**Records for the task**.
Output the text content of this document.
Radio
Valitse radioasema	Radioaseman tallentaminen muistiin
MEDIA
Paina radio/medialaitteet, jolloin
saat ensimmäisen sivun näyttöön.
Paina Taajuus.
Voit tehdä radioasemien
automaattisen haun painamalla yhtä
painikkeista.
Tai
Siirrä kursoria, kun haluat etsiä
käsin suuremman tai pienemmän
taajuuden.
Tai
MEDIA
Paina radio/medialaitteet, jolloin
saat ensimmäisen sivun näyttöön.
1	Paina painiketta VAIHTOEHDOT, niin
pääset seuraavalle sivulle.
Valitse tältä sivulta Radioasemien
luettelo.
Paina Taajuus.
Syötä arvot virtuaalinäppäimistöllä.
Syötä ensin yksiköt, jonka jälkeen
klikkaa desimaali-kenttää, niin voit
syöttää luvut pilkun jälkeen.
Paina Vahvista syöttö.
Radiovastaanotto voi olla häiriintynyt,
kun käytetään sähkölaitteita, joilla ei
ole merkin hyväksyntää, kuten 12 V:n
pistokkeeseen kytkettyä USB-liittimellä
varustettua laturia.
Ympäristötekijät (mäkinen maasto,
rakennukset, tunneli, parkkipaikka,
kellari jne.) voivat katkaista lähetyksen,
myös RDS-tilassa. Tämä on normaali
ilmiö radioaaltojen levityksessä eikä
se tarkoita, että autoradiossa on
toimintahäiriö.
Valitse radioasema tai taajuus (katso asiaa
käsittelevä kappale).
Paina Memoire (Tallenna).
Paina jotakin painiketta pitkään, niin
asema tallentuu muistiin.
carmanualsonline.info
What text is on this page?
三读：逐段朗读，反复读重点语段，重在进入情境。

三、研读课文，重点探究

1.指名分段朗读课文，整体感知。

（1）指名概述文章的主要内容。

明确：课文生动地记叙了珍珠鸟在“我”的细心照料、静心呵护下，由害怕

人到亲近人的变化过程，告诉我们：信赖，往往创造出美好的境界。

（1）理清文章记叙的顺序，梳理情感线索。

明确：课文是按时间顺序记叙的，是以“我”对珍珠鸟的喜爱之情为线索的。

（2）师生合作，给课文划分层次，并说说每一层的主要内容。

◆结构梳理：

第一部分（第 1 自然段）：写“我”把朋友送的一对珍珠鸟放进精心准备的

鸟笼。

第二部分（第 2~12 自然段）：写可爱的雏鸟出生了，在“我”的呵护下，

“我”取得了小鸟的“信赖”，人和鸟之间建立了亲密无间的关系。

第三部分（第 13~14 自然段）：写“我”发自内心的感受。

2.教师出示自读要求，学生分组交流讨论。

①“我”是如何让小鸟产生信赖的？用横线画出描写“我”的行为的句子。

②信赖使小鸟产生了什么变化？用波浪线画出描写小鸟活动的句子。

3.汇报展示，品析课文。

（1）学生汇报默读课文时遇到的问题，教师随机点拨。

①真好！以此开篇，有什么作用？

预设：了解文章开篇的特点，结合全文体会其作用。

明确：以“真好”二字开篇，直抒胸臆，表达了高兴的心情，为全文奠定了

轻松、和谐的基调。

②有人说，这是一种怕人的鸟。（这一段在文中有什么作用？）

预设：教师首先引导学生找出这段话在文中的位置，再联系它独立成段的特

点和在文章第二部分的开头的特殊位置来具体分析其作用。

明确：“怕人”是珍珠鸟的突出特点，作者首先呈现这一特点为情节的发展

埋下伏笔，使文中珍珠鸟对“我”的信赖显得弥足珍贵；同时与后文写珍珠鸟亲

**What you should do**. Copy each line above containing the string "text".

**Task answer**.
Output the text content of this document.
What text is on this page?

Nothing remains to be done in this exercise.